Dataset items:
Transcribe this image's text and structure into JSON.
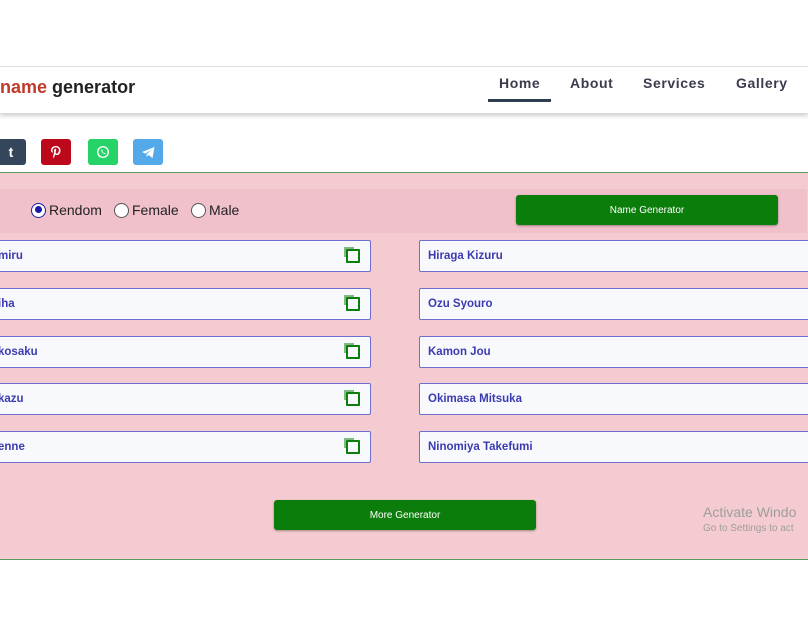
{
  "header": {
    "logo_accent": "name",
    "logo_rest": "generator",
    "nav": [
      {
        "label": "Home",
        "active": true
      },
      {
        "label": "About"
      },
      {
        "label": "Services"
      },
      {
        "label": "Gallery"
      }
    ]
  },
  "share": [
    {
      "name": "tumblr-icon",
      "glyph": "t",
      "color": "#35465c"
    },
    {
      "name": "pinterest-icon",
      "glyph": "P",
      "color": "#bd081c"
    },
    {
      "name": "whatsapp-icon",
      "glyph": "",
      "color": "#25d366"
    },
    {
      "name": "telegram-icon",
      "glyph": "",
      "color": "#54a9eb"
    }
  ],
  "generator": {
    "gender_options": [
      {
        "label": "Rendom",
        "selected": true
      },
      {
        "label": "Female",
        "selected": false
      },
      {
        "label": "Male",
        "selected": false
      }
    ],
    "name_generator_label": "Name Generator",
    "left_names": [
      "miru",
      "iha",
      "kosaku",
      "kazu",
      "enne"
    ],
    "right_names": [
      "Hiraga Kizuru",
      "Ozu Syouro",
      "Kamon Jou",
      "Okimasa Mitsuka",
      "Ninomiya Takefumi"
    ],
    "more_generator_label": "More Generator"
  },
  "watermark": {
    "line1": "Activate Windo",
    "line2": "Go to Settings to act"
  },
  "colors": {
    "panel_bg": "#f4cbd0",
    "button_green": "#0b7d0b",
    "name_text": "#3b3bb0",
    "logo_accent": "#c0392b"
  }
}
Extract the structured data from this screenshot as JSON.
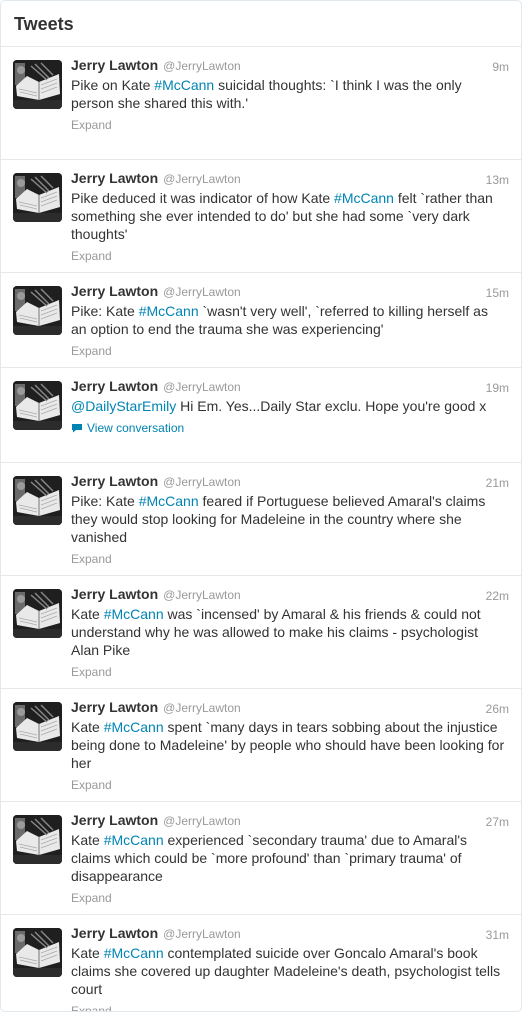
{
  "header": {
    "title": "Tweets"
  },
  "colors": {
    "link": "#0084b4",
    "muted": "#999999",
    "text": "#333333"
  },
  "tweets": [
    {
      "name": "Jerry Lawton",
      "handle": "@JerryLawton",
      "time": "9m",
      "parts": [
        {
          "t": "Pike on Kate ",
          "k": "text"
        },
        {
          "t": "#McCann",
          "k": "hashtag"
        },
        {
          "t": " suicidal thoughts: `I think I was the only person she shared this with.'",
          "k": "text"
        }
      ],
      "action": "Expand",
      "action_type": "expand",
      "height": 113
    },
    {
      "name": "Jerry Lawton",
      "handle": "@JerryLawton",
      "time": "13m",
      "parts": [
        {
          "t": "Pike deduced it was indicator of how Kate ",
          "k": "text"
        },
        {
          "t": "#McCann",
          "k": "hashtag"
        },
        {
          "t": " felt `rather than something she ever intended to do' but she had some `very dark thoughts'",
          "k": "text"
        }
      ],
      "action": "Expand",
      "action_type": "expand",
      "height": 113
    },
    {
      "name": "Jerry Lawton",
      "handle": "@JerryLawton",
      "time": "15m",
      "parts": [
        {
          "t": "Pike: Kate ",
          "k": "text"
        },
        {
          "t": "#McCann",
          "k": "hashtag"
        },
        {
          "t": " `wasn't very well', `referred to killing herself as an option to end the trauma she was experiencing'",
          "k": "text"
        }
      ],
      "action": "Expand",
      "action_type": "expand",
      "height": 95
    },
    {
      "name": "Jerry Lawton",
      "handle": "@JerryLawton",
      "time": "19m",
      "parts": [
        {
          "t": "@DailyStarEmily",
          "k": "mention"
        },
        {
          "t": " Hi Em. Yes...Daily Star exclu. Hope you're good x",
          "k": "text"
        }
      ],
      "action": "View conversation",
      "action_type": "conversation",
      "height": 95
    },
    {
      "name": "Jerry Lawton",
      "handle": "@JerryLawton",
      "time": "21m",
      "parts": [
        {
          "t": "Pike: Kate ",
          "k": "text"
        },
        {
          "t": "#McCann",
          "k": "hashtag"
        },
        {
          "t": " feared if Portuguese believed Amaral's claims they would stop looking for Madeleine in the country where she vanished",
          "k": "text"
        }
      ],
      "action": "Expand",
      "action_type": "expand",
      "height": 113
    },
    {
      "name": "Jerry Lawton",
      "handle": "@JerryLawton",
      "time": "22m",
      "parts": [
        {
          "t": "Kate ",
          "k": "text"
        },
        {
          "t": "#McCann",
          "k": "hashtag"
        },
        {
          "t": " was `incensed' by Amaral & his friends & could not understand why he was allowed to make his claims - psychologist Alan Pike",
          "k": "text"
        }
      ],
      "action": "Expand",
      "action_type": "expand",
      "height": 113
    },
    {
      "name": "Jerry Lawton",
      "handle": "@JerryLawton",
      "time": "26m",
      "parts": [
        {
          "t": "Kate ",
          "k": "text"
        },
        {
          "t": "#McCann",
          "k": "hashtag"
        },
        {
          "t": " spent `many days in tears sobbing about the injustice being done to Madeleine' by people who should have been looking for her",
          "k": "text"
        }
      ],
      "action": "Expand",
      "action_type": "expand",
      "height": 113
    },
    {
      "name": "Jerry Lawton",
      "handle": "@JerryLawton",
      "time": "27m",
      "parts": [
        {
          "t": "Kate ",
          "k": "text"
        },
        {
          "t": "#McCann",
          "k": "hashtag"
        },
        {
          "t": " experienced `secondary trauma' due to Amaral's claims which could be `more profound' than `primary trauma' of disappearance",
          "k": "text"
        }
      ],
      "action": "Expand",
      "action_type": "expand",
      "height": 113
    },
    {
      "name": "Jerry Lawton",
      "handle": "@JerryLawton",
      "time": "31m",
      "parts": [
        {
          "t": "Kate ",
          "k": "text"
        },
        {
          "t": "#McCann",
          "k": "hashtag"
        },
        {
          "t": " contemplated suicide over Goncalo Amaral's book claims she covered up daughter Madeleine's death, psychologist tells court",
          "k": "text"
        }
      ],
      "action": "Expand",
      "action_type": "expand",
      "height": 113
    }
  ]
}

The exercise: Copy out each line of the listing that holds "Madeleine".

Solution:
          "t": " feared if Portuguese believed Amaral's claims they would stop looking for Madeleine in the country where she vanished",
          "t": " spent `many days in tears sobbing about the injustice being done to Madeleine' by people who should have been looking for her",
          "t": " contemplated suicide over Goncalo Amaral's book claims she covered up daughter Madeleine's death, psychologist tells court",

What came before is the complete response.